DESCRIPTION OF THE TASK: Reproduce the listing below character for character; drop every image.

§ §

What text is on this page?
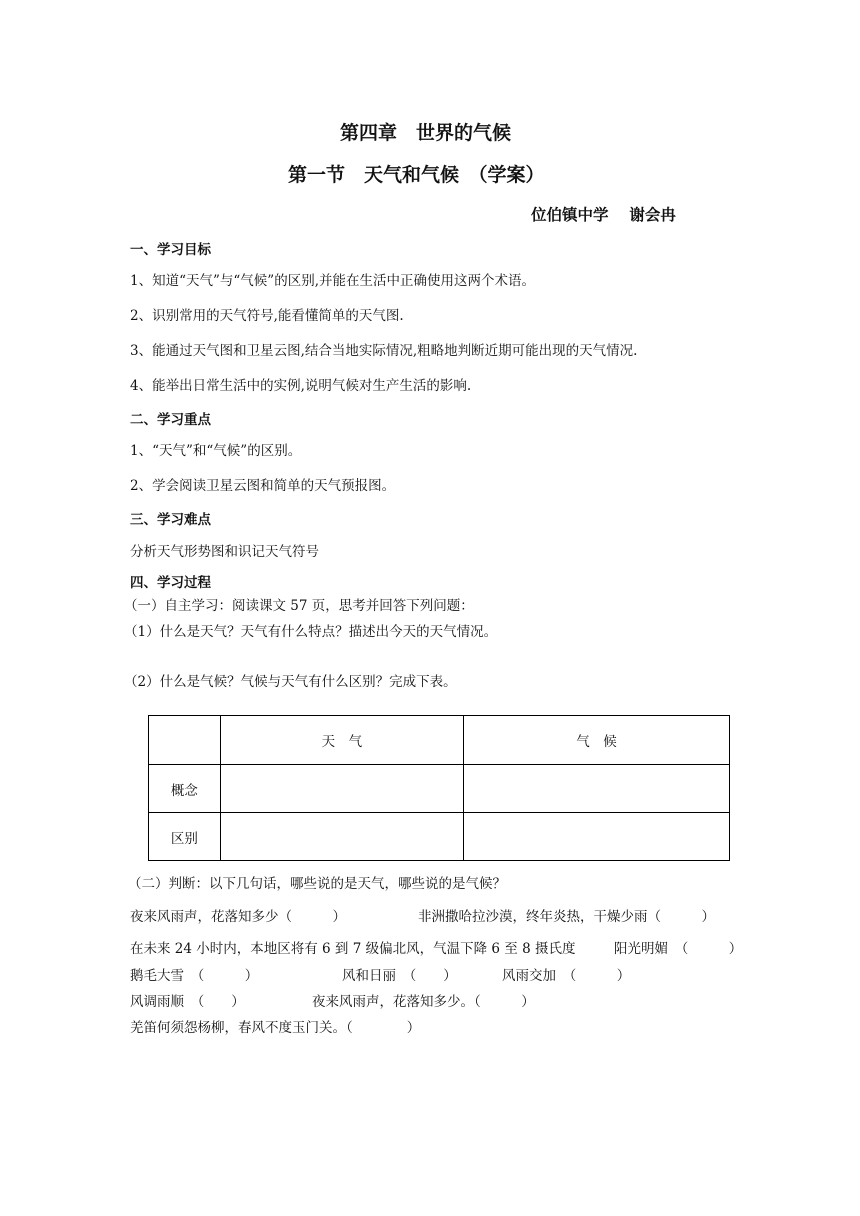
第四章　世界的气候
第一节　天气和气候　（学案）
位伯镇中学　 谢会冉
一、学习目标
1、知道“天气”与“气候”的区别,并能在生活中正确使用这两个术语。
2、识别常用的天气符号,能看懂简单的天气图.
3、能通过天气图和卫星云图,结合当地实际情况,粗略地判断近期可能出现的天气情况.
4、能举出日常生活中的实例,说明气候对生产生活的影响.
二、学习重点
1、“天气”和“气候”的区别。
2、学会阅读卫星云图和简单的天气预报图。
三、学习难点
分析天气形势图和识记天气符号
四、学习过程
（一）自主学习：阅读课文 57 页，思考并回答下列问题：
（1）什么是天气？天气有什么特点？描述出今天的天气情况。
（2）什么是气候？气候与天气有什么区别？完成下表。
	天　气	气　候
概念		
区别		
（二）判断：以下几句话，哪些说的是天气，哪些说的是气候？
夜来风雨声，花落知多少（　　　）	非洲撒哈拉沙漠，终年炎热，干燥少雨（　　　）
在未来 24 小时内，本地区将有 6 到 7 级偏北风，气温下降 6 至 8 摄氏度	阳光明媚　（　　　）
鹅毛大雪　（　　　）	风和日丽　（　　）	风雨交加　（　　　）
风调雨顺　（　　）	夜来风雨声，花落知多少。（　　　）
羌笛何须怨杨柳，春风不度玉门关。（　　　　）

§ §

SOLUTION FOR THIS TASK:
What text is on this page?
第四章　世界的气候
第一节　天气和气候　（学案）
位伯镇中学　 谢会冉
一、学习目标
1、知道“天气”与“气候”的区别,并能在生活中正确使用这两个术语。
2、识别常用的天气符号,能看懂简单的天气图.
3、能通过天气图和卫星云图,结合当地实际情况,粗略地判断近期可能出现的天气情况.
4、能举出日常生活中的实例,说明气候对生产生活的影响.
二、学习重点
1、“天气”和“气候”的区别。
2、学会阅读卫星云图和简单的天气预报图。
三、学习难点
分析天气形势图和识记天气符号
四、学习过程
（一）自主学习：阅读课文 57 页，思考并回答下列问题：
（1）什么是天气？天气有什么特点？描述出今天的天气情况。
（2）什么是气候？气候与天气有什么区别？完成下表。
	天　气	气　候
概念		
区别		
（二）判断：以下几句话，哪些说的是天气，哪些说的是气候？
夜来风雨声，花落知多少（　　　）	非洲撒哈拉沙漠，终年炎热，干燥少雨（　　　）
在未来 24 小时内，本地区将有 6 到 7 级偏北风，气温下降 6 至 8 摄氏度	阳光明媚　（　　　）
鹅毛大雪　（　　　）	风和日丽　（　　）	风雨交加　（　　　）
风调雨顺　（　　）	夜来风雨声，花落知多少。（　　　）
羌笛何须怨杨柳，春风不度玉门关。（　　　　）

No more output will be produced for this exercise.